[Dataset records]
## Start

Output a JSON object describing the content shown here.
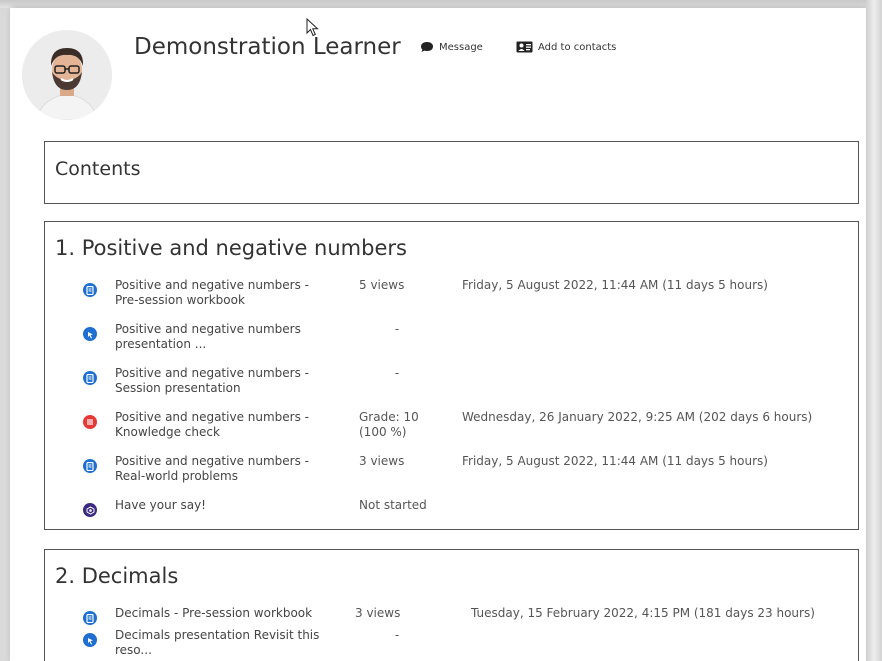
{
  "header": {
    "user_name": "Demonstration Learner",
    "message_label": "Message",
    "add_contacts_label": "Add to contacts"
  },
  "contents": {
    "title": "Contents"
  },
  "sections": [
    {
      "title": "1. Positive and negative numbers",
      "items": [
        {
          "icon": "page-icon",
          "name": "Positive and negative numbers - Pre-session workbook",
          "stat": "5 views",
          "last": "Friday, 5 August 2022, 11:44 AM (11 days 5 hours)"
        },
        {
          "icon": "url-icon",
          "name": "Positive and negative numbers presentation ...",
          "stat": "-",
          "last": ""
        },
        {
          "icon": "page-icon",
          "name": "Positive and negative numbers - Session presentation",
          "stat": "-",
          "last": ""
        },
        {
          "icon": "quiz-icon",
          "name": "Positive and negative numbers - Knowledge check",
          "stat": "Grade: 10 (100 %)",
          "last": "Wednesday, 26 January 2022, 9:25 AM (202 days 6 hours)"
        },
        {
          "icon": "page-icon",
          "name": "Positive and negative numbers - Real-world problems",
          "stat": "3 views",
          "last": "Friday, 5 August 2022, 11:44 AM (11 days 5 hours)"
        },
        {
          "icon": "feedback-icon",
          "name": "Have your say!",
          "stat": "Not started",
          "last": ""
        }
      ]
    },
    {
      "title": "2. Decimals",
      "items": [
        {
          "icon": "page-icon",
          "name": "Decimals - Pre-session workbook",
          "stat": "3 views",
          "last": "Tuesday, 15 February 2022, 4:15 PM (181 days 23 hours)"
        },
        {
          "icon": "url-icon",
          "name": "Decimals presentation Revisit this reso...",
          "stat": "-",
          "last": ""
        }
      ]
    }
  ],
  "colors": {
    "blue_icon": "#1f6fd0",
    "red_icon": "#e53935",
    "purple_icon": "#3b2a82"
  }
}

## End

In the entries above, identify each line that includes the string "Decimals", then copy it.

Solution ::
      "title": "2. Decimals",
          "name": "Decimals - Pre-session workbook",
          "name": "Decimals presentation Revisit this reso...",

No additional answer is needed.